> **REQUIREMENT**
Take each line that has the word "true" and return it.

> **RECORDS TO USE**
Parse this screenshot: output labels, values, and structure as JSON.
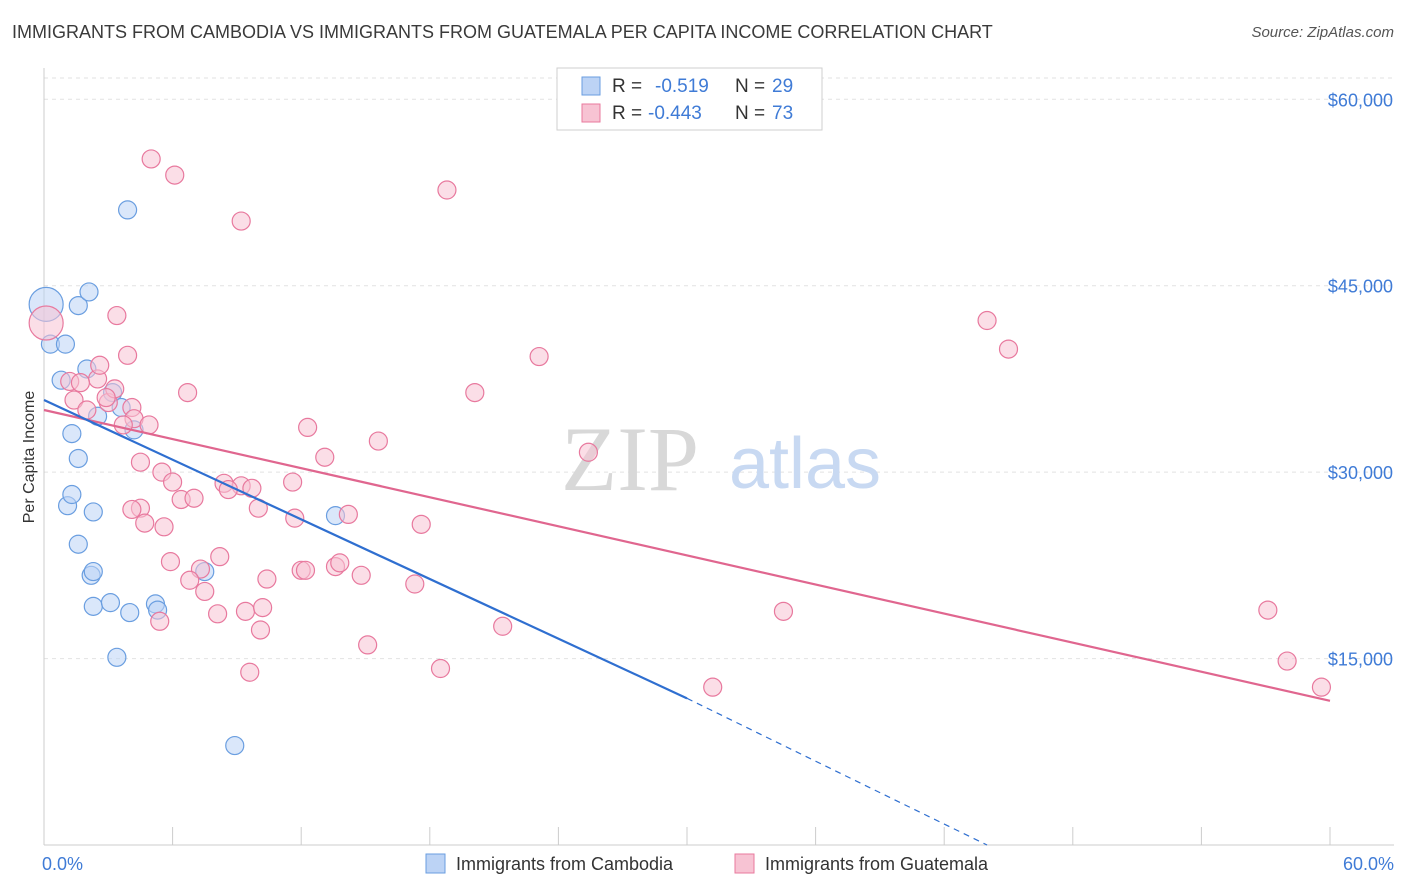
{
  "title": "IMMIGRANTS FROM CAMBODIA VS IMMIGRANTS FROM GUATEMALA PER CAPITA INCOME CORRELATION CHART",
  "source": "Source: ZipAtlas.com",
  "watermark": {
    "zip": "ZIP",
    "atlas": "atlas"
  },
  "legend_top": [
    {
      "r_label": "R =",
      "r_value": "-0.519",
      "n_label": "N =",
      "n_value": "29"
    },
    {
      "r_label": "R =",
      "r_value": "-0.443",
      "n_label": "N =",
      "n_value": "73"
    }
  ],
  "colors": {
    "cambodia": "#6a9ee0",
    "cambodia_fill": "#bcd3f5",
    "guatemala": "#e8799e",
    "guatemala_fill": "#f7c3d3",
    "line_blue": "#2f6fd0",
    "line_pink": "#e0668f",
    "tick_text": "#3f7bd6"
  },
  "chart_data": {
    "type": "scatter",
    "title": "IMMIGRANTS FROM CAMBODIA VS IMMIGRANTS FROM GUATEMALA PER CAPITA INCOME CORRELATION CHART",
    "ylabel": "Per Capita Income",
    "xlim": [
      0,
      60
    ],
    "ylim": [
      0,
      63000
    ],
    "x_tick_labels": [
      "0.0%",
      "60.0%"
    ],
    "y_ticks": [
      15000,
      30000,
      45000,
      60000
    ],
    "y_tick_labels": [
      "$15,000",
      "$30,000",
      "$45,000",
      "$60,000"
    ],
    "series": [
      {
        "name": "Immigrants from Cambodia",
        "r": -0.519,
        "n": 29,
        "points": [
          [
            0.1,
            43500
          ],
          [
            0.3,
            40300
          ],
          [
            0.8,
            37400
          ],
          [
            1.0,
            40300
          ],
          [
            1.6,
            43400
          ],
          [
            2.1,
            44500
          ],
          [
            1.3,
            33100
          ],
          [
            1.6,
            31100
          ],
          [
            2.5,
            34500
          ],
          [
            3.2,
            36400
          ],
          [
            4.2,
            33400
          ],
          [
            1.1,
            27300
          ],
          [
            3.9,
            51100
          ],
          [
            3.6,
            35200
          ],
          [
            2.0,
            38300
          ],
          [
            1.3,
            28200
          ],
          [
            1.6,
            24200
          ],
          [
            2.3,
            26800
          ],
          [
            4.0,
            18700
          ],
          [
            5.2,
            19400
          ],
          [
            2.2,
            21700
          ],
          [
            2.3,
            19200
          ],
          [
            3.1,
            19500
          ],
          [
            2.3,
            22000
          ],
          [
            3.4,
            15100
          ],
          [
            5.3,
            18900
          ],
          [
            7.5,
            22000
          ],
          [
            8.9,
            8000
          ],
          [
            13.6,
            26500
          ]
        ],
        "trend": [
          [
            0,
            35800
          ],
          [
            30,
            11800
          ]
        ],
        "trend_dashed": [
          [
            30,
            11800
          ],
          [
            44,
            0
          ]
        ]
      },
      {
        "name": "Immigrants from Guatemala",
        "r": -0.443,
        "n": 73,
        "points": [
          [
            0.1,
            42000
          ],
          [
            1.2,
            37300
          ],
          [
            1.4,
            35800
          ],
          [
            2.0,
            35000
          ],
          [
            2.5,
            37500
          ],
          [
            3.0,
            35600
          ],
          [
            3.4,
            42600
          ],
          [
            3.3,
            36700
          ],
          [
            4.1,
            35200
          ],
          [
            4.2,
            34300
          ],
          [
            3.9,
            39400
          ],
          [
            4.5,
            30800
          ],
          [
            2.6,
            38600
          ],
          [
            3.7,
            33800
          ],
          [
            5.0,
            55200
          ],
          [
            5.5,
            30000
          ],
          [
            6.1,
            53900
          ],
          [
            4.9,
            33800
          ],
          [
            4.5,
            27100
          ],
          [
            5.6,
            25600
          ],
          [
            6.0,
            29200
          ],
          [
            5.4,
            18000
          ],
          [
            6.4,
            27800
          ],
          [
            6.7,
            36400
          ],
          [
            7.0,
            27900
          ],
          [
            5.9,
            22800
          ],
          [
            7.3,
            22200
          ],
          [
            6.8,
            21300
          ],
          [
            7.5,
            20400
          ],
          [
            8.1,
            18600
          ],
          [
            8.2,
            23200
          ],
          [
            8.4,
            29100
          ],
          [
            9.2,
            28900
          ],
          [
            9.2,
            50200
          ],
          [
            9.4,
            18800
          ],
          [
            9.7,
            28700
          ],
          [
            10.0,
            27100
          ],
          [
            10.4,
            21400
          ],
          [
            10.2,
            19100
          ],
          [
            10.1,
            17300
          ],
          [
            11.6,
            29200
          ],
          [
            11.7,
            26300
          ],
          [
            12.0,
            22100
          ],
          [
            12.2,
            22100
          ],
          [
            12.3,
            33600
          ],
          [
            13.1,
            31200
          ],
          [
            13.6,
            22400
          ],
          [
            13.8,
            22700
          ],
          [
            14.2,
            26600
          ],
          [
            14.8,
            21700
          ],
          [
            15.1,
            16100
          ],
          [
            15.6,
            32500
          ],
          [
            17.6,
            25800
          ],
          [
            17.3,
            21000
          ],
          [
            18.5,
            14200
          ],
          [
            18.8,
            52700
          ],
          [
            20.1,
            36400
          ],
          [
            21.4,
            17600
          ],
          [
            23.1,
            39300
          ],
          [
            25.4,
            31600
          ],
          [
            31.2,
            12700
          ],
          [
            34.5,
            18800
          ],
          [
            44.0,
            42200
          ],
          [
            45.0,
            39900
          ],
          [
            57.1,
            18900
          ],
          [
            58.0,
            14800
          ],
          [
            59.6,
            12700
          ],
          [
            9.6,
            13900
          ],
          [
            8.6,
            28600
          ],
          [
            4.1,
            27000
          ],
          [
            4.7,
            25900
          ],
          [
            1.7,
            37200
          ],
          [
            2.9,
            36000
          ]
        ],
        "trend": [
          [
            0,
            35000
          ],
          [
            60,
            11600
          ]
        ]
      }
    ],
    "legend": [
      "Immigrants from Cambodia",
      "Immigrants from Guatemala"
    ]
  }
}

--

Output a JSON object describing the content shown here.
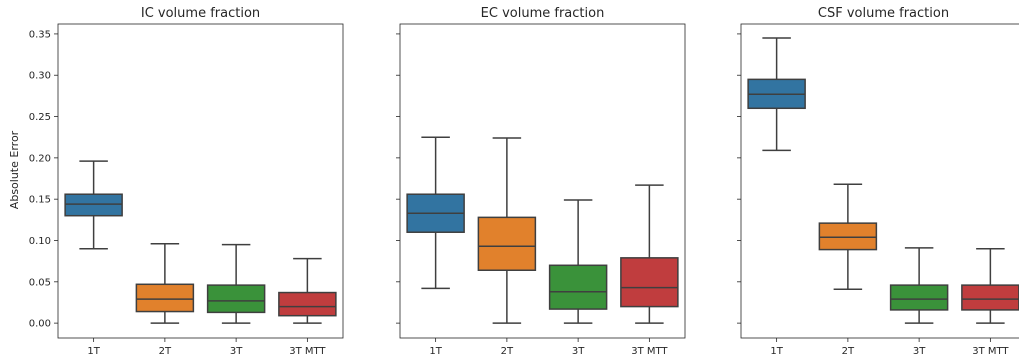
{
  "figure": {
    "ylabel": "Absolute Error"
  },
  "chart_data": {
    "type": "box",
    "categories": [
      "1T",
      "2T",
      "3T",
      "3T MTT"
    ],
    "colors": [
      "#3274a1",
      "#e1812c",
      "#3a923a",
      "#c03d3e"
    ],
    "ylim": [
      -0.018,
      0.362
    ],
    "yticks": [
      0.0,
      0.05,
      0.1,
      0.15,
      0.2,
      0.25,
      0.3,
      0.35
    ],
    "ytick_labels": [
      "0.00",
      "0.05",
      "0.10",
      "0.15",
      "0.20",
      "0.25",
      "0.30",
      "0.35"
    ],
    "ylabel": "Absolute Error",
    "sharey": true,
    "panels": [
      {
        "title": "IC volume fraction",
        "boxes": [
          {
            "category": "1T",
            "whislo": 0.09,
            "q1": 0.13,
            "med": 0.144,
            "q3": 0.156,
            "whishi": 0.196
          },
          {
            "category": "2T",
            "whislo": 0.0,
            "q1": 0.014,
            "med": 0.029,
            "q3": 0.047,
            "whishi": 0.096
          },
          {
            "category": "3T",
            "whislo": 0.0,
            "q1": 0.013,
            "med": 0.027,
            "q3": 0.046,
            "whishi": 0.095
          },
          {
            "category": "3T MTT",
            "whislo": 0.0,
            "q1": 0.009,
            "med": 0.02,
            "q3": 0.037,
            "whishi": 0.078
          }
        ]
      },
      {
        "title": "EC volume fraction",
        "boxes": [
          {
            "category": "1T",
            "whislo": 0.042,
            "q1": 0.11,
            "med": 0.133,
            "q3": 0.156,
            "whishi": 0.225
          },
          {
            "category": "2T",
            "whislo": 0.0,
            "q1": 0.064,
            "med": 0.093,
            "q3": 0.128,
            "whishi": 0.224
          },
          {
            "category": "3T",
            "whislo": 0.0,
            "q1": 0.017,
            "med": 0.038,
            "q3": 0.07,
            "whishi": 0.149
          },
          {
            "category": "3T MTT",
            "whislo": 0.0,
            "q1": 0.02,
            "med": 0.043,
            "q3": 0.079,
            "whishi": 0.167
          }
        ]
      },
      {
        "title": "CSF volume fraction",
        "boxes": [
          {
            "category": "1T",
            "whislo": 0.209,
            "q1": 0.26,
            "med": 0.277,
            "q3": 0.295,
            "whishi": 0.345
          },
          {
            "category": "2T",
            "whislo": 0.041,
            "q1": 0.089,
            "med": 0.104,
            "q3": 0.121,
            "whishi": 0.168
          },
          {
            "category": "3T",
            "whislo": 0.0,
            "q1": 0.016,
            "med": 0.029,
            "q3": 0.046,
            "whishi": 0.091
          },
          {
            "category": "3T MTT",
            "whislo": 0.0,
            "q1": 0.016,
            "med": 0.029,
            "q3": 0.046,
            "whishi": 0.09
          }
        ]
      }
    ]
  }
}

==

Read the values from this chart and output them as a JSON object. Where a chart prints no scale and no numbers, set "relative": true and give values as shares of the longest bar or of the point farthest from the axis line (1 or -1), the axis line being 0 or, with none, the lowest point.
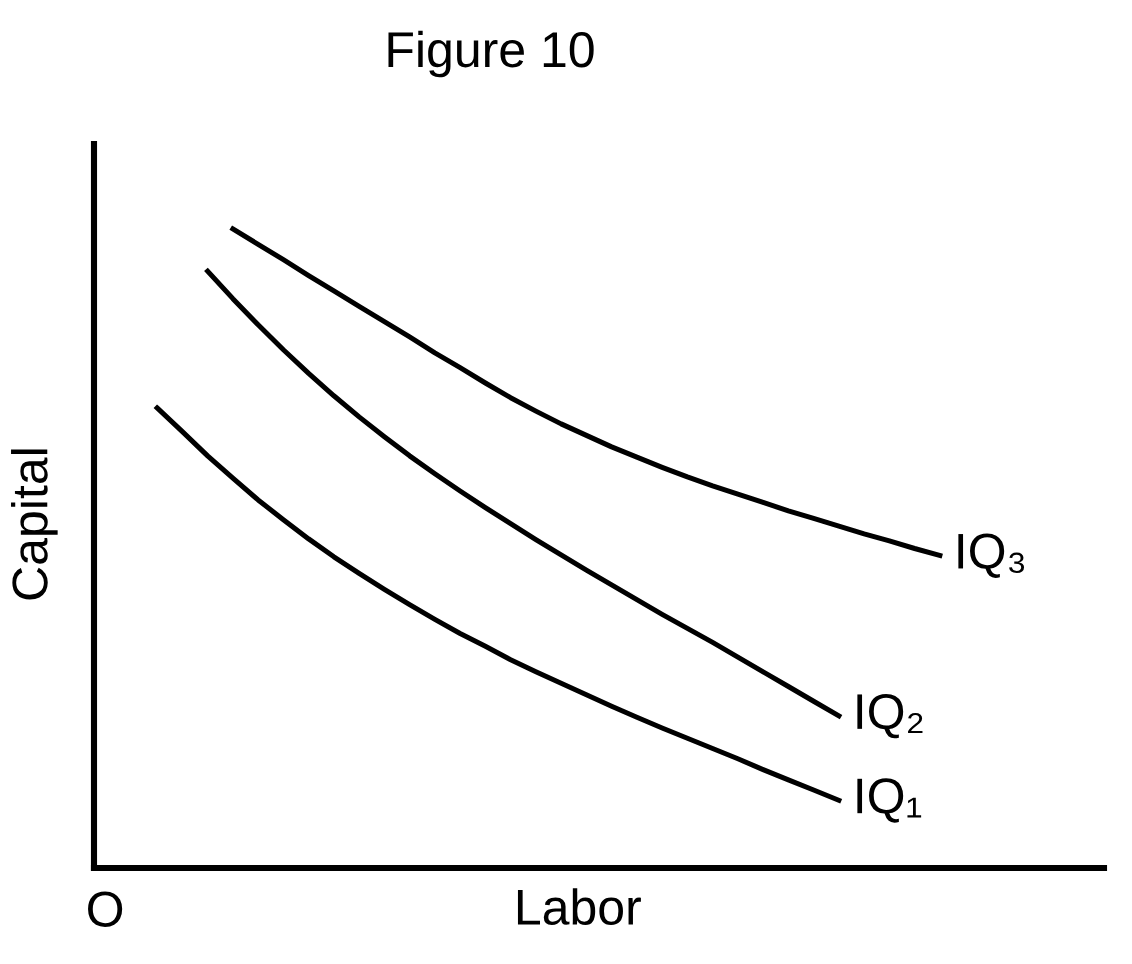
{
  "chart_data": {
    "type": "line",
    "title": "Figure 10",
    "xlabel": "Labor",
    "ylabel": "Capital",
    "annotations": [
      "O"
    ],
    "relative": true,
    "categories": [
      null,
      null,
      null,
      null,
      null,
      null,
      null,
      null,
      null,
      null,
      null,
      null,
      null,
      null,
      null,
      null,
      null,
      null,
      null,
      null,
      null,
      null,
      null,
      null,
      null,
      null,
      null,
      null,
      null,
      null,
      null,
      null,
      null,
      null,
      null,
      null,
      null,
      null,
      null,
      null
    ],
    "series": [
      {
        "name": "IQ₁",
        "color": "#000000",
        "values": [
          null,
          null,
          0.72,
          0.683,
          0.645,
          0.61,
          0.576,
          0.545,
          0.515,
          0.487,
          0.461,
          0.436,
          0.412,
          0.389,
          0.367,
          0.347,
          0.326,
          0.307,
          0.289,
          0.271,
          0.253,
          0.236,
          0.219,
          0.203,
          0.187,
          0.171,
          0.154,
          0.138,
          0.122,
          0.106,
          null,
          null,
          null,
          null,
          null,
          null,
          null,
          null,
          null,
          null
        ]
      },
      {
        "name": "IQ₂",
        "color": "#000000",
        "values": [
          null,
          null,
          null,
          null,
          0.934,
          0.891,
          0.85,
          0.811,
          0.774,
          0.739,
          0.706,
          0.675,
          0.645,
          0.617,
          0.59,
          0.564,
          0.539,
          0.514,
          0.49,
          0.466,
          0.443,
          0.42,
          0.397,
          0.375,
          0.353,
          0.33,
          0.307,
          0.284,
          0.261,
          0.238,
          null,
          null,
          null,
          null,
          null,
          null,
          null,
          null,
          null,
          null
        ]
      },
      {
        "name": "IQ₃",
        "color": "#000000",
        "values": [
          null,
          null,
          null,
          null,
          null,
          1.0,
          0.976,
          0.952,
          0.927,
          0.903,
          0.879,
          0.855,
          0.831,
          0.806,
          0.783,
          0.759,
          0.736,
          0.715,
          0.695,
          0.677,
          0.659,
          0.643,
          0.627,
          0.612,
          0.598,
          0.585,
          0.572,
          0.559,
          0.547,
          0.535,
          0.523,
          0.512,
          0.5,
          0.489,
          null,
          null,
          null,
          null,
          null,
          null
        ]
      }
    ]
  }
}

> **CORRECT RESPONSE**
    "sharey": true,
Read the values from this chart and output them as a JSON object. Where a chart prints no scale and no numbers, set "relative": true and give values as shares of the longest bar or of the point farthest from the axis line (1 or -1), the axis line being 0 or, with none, the lowest point.
    "relative": true,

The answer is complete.